Exercise instructions :: Retype all of the listing exactly, passing over any picture you find.

Records for processing ::
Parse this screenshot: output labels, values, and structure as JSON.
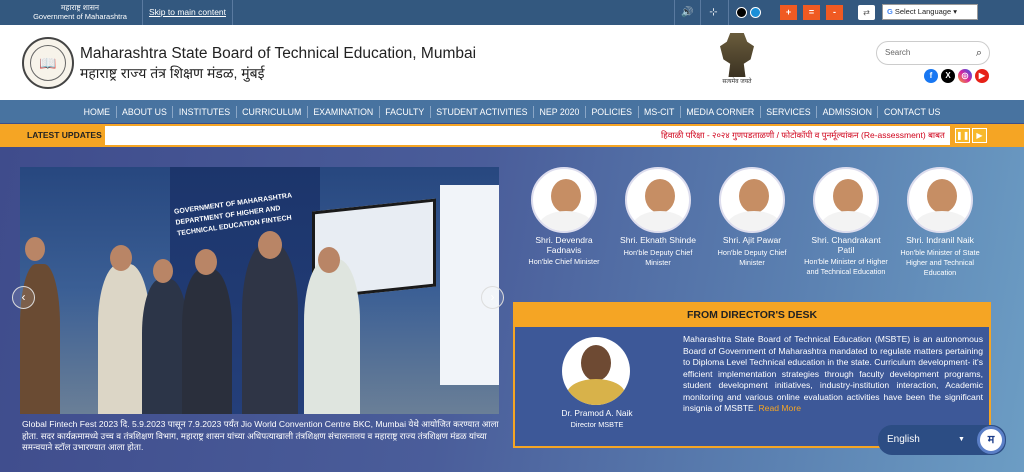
{
  "topbar": {
    "gov_line1": "महाराष्ट्र शासन",
    "gov_line2": "Government of Maharashtra",
    "skip_link": "Skip to main content",
    "language_select": "Select Language",
    "font_sizes": [
      "+",
      "=",
      "-"
    ]
  },
  "header": {
    "title_en": "Maharashtra State Board of Technical Education, Mumbai",
    "title_mr": "महाराष्ट्र राज्य तंत्र शिक्षण मंडळ, मुंबई",
    "emblem_caption": "सत्यमेव जयते",
    "search_placeholder": "Search",
    "social": [
      "facebook-icon",
      "x-icon",
      "instagram-icon",
      "youtube-icon"
    ]
  },
  "nav": {
    "items": [
      "HOME",
      "ABOUT US",
      "INSTITUTES",
      "CURRICULUM",
      "EXAMINATION",
      "FACULTY",
      "STUDENT ACTIVITIES",
      "NEP 2020",
      "POLICIES",
      "MS-CIT",
      "MEDIA CORNER",
      "SERVICES",
      "ADMISSION",
      "CONTACT US"
    ]
  },
  "latest": {
    "label": "LATEST UPDATES",
    "ticker": "हिवाळी परिक्षा - २०२४ गुणपडताळणी / फोटोकॉपी व पुनर्मूल्यांकन (Re-assessment) बाबत"
  },
  "slider": {
    "caption": "Global Fintech Fest 2023 दि. 5.9.2023 पासून 7.9.2023 पर्यंत Jio World Convention Centre BKC, Mumbai येथे आयोजित करण्यात आला होता. सदर कार्यक्रमामध्ये उच्च व तंत्रशिक्षण विभाग, महाराष्ट्र शासन यांच्या अधिपत्याखाली तंत्रशिक्षण संचालनालय व महाराष्ट्र राज्य तंत्रशिक्षण मंडळ यांच्या समन्वयाने स्टॉल उभारण्यात आला होता.",
    "banner_text": "GOVERNMENT OF MAHARASHTRA DEPARTMENT OF HIGHER AND TECHNICAL EDUCATION FINTECH"
  },
  "leaders": [
    {
      "name": "Shri. Devendra Fadnavis",
      "role": "Hon'ble Chief Minister"
    },
    {
      "name": "Shri. Eknath Shinde",
      "role": "Hon'ble Deputy Chief Minister"
    },
    {
      "name": "Shri. Ajit Pawar",
      "role": "Hon'ble Deputy Chief Minister"
    },
    {
      "name": "Shri. Chandrakant Patil",
      "role": "Hon'ble Minister of Higher and Technical Education"
    },
    {
      "name": "Shri. Indranil Naik",
      "role": "Hon'ble Minister of State Higher and Technical Education"
    }
  ],
  "director": {
    "heading": "FROM DIRECTOR'S DESK",
    "name": "Dr. Pramod A. Naik",
    "role": "Director MSBTE",
    "text": "Maharashtra State Board of Technical Education (MSBTE) is an autonomous Board of Government of Maharashtra mandated to regulate matters pertaining to Diploma Level Technical education in the state. Curriculum development- it's efficient implementation strategies through faculty development programs, student development initiatives, industry-institution interaction, Academic monitoring and various online evaluation activities have been the significant insignia of MSBTE.",
    "read_more": "Read More"
  },
  "language_widget": {
    "label": "English",
    "badge": "म"
  }
}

Response for this exercise ::
Parse this screenshot: output labels, values, and structure as JSON.
{
  "topbar": {
    "gov_line1": "महाराष्ट्र शासन",
    "gov_line2": "Government of Maharashtra",
    "skip_link": "Skip to main content",
    "language_select": "Select Language",
    "font_sizes": [
      "+",
      "=",
      "-"
    ]
  },
  "header": {
    "title_en": "Maharashtra State Board of Technical Education, Mumbai",
    "title_mr": "महाराष्ट्र राज्य तंत्र शिक्षण मंडळ, मुंबई",
    "emblem_caption": "सत्यमेव जयते",
    "search_placeholder": "Search",
    "social": [
      "facebook-icon",
      "x-icon",
      "instagram-icon",
      "youtube-icon"
    ]
  },
  "nav": {
    "items": [
      "HOME",
      "ABOUT US",
      "INSTITUTES",
      "CURRICULUM",
      "EXAMINATION",
      "FACULTY",
      "STUDENT ACTIVITIES",
      "NEP 2020",
      "POLICIES",
      "MS-CIT",
      "MEDIA CORNER",
      "SERVICES",
      "ADMISSION",
      "CONTACT US"
    ]
  },
  "latest": {
    "label": "LATEST UPDATES",
    "ticker": "हिवाळी परिक्षा - २०२४ गुणपडताळणी / फोटोकॉपी व पुनर्मूल्यांकन (Re-assessment) बाबत"
  },
  "slider": {
    "caption": "Global Fintech Fest 2023 दि. 5.9.2023 पासून 7.9.2023 पर्यंत Jio World Convention Centre BKC, Mumbai येथे आयोजित करण्यात आला होता. सदर कार्यक्रमामध्ये उच्च व तंत्रशिक्षण विभाग, महाराष्ट्र शासन यांच्या अधिपत्याखाली तंत्रशिक्षण संचालनालय व महाराष्ट्र राज्य तंत्रशिक्षण मंडळ यांच्या समन्वयाने स्टॉल उभारण्यात आला होता.",
    "banner_text": "GOVERNMENT OF MAHARASHTRA DEPARTMENT OF HIGHER AND TECHNICAL EDUCATION FINTECH"
  },
  "leaders": [
    {
      "name": "Shri. Devendra Fadnavis",
      "role": "Hon'ble Chief Minister"
    },
    {
      "name": "Shri. Eknath Shinde",
      "role": "Hon'ble Deputy Chief Minister"
    },
    {
      "name": "Shri. Ajit Pawar",
      "role": "Hon'ble Deputy Chief Minister"
    },
    {
      "name": "Shri. Chandrakant Patil",
      "role": "Hon'ble Minister of Higher and Technical Education"
    },
    {
      "name": "Shri. Indranil Naik",
      "role": "Hon'ble Minister of State Higher and Technical Education"
    }
  ],
  "director": {
    "heading": "FROM DIRECTOR'S DESK",
    "name": "Dr. Pramod A. Naik",
    "role": "Director MSBTE",
    "text": "Maharashtra State Board of Technical Education (MSBTE) is an autonomous Board of Government of Maharashtra mandated to regulate matters pertaining to Diploma Level Technical education in the state. Curriculum development- it's efficient implementation strategies through faculty development programs, student development initiatives, industry-institution interaction, Academic monitoring and various online evaluation activities have been the significant insignia of MSBTE.",
    "read_more": "Read More"
  },
  "language_widget": {
    "label": "English",
    "badge": "म"
  }
}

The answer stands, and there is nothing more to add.